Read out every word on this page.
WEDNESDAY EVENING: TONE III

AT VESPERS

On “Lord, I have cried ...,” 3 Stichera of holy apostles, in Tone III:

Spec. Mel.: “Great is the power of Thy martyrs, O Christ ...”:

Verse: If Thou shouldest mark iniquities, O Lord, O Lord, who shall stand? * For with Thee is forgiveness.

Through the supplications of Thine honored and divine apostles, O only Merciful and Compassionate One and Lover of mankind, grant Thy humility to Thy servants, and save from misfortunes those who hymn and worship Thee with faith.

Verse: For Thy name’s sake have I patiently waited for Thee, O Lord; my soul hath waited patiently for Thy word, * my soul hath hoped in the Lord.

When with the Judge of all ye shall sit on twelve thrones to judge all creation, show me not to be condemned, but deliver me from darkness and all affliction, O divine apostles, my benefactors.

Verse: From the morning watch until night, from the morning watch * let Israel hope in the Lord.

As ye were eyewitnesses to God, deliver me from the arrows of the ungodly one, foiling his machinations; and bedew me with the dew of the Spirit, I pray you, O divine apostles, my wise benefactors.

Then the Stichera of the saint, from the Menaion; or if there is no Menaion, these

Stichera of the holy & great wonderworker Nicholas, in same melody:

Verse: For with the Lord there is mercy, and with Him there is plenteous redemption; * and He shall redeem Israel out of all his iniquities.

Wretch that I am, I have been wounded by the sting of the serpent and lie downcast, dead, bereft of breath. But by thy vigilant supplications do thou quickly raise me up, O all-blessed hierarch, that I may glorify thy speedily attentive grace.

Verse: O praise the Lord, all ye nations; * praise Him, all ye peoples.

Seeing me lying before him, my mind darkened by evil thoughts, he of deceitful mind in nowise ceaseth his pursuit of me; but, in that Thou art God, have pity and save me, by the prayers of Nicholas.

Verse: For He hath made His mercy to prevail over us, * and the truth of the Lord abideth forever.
========
What the task asks:
Within the records, how many lines include "save"? The answer is the number and nothing else.

Task solution:
2